DATA FOR THIS EXERCISE –
..............................

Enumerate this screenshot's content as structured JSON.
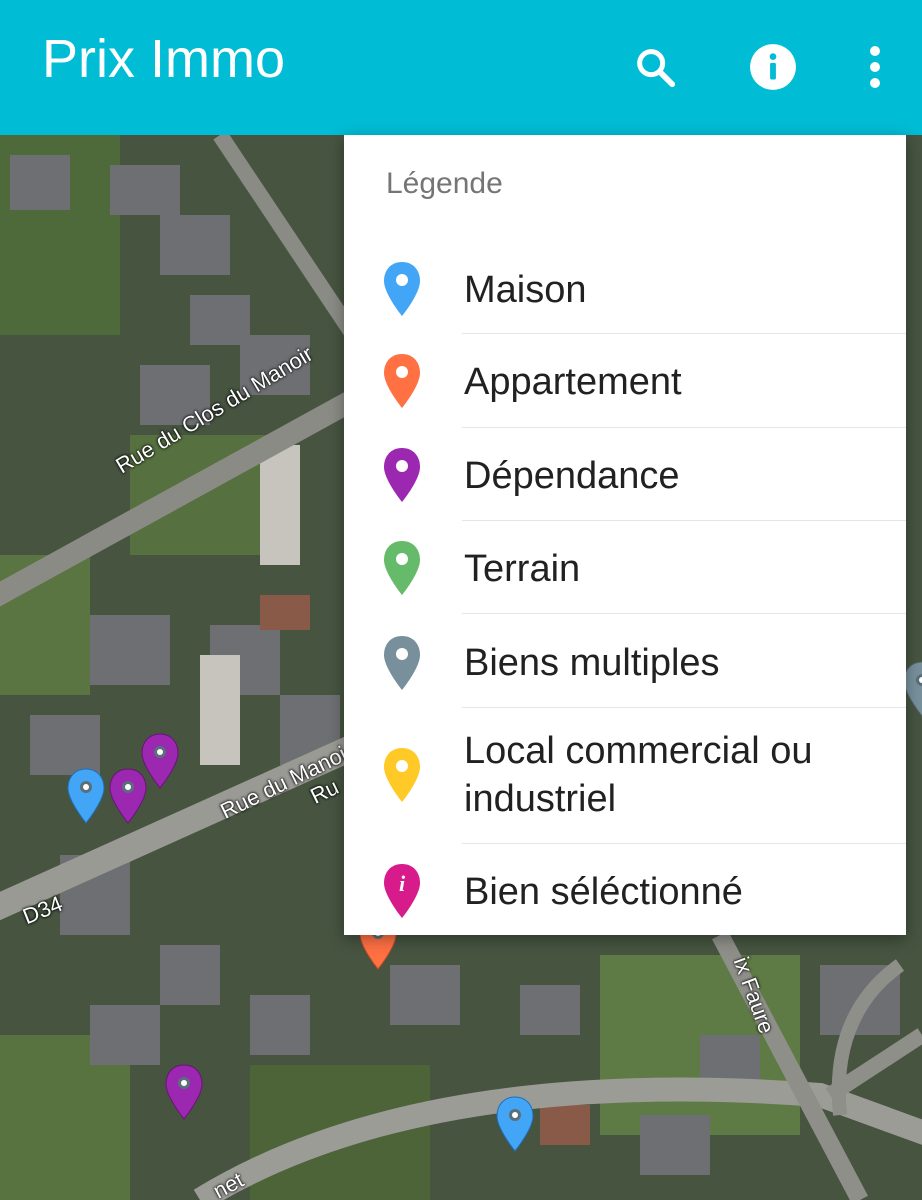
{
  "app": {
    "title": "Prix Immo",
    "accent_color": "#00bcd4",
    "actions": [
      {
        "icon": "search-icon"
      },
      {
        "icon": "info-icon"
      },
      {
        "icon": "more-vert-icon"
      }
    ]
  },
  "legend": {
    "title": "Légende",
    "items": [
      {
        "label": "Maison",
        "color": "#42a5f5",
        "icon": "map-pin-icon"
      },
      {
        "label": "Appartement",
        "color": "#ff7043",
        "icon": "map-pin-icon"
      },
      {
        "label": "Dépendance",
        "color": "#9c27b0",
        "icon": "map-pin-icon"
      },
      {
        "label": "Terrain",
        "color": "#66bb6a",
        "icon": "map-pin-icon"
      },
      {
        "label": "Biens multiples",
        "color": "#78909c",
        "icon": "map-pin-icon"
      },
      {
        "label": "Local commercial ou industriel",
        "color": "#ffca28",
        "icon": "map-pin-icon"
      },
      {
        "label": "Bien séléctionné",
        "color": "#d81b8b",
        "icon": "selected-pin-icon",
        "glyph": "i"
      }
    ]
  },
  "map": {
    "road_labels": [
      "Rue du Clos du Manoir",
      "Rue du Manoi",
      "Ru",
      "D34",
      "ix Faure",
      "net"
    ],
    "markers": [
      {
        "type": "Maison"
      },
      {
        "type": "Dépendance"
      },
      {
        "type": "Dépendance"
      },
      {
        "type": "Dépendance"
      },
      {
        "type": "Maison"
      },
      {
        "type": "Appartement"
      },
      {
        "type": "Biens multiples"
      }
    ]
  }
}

..............................

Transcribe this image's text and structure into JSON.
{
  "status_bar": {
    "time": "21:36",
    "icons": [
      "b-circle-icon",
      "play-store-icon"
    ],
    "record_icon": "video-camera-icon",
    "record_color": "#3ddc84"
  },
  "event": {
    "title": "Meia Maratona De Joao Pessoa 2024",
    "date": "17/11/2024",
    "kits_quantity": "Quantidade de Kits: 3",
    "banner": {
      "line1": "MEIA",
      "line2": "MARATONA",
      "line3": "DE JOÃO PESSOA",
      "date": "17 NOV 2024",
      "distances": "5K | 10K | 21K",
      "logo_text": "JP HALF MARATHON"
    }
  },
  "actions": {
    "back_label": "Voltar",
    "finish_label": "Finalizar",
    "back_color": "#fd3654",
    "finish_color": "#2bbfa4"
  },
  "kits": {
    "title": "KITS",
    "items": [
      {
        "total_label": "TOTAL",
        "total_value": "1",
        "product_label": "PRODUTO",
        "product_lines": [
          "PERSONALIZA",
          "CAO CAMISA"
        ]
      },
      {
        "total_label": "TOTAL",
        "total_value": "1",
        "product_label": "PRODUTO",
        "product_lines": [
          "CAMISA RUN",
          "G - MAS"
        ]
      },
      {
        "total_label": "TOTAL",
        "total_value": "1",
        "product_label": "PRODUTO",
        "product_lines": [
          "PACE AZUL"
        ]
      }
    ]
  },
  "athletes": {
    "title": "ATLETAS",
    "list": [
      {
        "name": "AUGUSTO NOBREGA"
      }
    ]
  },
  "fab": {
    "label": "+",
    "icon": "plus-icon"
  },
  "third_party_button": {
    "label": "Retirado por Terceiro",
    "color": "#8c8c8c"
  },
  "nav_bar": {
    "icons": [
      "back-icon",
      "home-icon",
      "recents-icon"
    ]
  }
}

..............................

YOUR GOAL – Find the word "multiples" in the records and pull out each line that has it.

OUTPUT –
        "label": "Biens multiples",
        "type": "Biens multiples"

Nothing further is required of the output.